Using the records below, locate all lines containing "DEFICIT" and return them.

(Records)
____
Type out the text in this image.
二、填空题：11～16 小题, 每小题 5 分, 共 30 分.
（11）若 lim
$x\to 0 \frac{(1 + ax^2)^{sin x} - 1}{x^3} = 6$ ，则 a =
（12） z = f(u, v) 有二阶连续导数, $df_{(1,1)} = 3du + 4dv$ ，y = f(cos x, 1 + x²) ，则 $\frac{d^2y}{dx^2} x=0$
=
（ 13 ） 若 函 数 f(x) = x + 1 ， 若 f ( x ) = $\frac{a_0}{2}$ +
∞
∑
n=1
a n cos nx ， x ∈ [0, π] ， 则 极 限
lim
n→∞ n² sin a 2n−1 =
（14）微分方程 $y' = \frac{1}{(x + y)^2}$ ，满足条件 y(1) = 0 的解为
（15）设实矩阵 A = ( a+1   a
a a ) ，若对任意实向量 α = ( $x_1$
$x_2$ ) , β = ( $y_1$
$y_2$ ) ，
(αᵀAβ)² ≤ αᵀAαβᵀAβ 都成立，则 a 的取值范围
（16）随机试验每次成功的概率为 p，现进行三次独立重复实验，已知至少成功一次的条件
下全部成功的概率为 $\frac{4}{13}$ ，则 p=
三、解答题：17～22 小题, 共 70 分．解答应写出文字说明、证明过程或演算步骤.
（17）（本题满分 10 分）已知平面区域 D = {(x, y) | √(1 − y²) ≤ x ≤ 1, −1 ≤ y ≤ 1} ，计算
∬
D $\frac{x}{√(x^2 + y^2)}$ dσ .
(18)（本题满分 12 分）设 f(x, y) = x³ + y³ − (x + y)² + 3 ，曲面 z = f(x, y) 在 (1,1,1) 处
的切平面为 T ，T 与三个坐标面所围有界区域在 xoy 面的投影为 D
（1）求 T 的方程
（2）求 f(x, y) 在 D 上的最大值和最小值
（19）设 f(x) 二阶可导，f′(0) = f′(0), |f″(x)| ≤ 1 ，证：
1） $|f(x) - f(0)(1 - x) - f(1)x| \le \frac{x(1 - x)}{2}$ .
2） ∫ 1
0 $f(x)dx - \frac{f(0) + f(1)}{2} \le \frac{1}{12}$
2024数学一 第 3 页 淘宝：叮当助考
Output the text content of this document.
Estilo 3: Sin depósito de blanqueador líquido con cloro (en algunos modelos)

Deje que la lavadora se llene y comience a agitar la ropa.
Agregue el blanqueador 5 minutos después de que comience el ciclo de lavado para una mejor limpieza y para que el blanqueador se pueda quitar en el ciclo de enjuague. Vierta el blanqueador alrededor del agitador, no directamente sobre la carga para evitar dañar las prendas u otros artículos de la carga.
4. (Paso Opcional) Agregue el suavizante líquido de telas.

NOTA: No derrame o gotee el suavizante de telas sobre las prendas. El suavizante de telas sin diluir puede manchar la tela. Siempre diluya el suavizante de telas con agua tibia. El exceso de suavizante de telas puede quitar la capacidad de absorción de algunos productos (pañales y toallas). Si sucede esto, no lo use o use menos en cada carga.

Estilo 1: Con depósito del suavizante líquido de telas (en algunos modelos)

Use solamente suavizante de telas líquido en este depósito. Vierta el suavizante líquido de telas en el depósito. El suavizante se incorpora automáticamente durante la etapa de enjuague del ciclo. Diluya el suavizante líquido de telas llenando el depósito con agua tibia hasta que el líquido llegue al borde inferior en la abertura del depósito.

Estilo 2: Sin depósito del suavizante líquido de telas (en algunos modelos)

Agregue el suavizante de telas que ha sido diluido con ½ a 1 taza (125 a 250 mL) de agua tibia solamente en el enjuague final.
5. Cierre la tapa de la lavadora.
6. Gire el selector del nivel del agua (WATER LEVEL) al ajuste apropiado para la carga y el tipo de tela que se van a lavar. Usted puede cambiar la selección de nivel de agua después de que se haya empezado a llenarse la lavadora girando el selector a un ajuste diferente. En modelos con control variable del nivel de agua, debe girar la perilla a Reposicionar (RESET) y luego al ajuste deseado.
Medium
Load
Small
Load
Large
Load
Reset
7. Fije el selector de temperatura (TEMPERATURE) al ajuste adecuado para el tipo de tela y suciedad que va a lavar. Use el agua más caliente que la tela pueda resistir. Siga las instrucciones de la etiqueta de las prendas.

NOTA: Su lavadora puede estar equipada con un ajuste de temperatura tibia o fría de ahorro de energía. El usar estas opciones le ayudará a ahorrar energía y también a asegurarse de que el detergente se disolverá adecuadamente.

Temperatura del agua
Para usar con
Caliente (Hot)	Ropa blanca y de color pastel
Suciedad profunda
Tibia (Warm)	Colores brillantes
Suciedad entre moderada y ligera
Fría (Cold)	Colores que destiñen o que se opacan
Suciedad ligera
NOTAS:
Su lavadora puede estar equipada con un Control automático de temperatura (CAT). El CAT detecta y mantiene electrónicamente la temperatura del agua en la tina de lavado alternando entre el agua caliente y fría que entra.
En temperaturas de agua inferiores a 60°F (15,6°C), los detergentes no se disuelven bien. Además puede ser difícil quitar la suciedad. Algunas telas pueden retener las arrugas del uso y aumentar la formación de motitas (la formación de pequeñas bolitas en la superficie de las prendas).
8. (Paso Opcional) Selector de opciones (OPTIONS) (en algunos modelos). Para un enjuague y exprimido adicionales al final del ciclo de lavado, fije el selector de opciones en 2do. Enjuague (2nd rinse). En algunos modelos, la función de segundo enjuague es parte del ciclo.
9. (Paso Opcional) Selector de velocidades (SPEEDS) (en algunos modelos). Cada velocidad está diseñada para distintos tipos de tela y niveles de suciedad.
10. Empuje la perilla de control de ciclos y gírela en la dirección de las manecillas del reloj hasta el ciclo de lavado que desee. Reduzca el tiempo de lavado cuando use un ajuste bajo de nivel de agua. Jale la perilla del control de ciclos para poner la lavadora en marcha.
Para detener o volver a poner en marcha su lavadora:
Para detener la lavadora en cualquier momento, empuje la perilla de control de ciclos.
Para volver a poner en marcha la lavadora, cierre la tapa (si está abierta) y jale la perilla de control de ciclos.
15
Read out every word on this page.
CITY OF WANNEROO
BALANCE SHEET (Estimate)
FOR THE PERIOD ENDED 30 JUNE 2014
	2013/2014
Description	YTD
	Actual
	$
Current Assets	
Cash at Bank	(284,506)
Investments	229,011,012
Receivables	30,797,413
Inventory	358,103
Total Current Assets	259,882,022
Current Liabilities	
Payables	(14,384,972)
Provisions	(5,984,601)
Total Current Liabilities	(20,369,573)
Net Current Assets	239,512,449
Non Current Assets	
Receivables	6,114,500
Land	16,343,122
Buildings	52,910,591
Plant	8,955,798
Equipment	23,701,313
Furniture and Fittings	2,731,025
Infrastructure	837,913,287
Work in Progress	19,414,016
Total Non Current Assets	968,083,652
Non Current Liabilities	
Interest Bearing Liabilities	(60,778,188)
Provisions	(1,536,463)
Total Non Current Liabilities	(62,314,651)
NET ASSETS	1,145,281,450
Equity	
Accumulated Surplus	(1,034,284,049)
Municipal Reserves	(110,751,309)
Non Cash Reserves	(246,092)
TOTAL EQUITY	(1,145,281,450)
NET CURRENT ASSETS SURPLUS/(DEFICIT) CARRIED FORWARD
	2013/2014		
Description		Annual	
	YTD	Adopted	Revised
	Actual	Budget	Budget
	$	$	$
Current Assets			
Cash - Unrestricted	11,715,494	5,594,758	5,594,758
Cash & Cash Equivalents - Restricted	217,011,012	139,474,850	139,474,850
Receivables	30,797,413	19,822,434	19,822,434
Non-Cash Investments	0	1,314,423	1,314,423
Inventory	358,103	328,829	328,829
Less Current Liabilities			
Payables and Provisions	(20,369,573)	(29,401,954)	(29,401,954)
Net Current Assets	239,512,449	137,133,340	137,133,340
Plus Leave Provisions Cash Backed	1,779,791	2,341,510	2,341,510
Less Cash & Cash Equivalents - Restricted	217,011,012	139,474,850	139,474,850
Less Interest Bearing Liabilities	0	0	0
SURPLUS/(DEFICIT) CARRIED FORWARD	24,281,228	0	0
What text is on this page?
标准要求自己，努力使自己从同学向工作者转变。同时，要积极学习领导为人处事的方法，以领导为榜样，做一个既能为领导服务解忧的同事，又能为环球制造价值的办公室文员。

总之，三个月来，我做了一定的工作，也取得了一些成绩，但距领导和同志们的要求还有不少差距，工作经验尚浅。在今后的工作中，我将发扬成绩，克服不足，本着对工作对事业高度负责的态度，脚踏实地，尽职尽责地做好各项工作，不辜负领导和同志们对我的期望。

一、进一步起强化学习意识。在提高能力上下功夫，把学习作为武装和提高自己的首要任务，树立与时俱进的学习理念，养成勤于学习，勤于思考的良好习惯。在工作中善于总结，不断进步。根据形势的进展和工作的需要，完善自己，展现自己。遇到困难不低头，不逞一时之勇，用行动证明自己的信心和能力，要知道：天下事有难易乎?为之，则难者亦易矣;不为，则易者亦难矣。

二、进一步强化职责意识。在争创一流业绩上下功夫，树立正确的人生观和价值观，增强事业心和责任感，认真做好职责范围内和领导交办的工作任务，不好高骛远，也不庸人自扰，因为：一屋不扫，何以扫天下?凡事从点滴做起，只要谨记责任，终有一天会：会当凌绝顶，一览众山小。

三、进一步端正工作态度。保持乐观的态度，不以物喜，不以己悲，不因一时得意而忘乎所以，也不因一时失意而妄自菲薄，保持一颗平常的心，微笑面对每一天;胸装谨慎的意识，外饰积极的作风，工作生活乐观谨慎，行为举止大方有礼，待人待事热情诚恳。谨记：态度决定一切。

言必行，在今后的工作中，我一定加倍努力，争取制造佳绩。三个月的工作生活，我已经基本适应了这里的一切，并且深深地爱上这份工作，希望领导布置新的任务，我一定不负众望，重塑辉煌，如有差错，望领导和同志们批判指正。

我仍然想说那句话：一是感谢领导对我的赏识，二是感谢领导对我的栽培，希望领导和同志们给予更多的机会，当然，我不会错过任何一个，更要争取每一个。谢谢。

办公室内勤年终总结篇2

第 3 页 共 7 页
____
_Result of the exercise_.
NET CURRENT ASSETS SURPLUS/(DEFICIT) CARRIED FORWARD
SURPLUS/(DEFICIT) CARRIED FORWARD	24,281,228	0	0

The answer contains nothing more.